### Dataset ###

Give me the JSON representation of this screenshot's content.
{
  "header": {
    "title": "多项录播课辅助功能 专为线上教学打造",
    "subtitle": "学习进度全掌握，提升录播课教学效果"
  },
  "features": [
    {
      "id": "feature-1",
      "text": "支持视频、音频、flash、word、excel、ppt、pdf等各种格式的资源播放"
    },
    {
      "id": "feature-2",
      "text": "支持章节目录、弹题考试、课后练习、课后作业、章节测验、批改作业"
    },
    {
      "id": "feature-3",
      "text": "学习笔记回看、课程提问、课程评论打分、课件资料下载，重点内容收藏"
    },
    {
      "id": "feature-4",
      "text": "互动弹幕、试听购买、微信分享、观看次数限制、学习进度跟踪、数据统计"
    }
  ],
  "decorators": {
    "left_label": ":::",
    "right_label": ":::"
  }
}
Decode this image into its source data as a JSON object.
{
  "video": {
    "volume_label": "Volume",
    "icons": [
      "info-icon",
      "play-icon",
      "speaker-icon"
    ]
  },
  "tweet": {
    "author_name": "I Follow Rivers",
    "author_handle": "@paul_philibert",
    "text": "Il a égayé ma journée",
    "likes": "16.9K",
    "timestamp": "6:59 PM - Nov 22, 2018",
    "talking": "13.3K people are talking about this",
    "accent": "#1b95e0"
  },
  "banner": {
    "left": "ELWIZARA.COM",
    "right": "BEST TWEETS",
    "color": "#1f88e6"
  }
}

###

Prompt
Beginning at the line that holds "Decode this image", reproduce each line of the records above down to and including the last one.

The solution
Decode this image into its source data as a JSON object.
{
  "video": {
    "volume_label": "Volume",
    "icons": [
      "info-icon",
      "play-icon",
      "speaker-icon"
    ]
  },
  "tweet": {
    "author_name": "I Follow Rivers",
    "author_handle": "@paul_philibert",
    "text": "Il a égayé ma journée",
    "likes": "16.9K",
    "timestamp": "6:59 PM - Nov 22, 2018",
    "talking": "13.3K people are talking about this",
    "accent": "#1b95e0"
  },
  "banner": {
    "left": "ELWIZARA.COM",
    "right": "BEST TWEETS",
    "color": "#1f88e6"
  }
}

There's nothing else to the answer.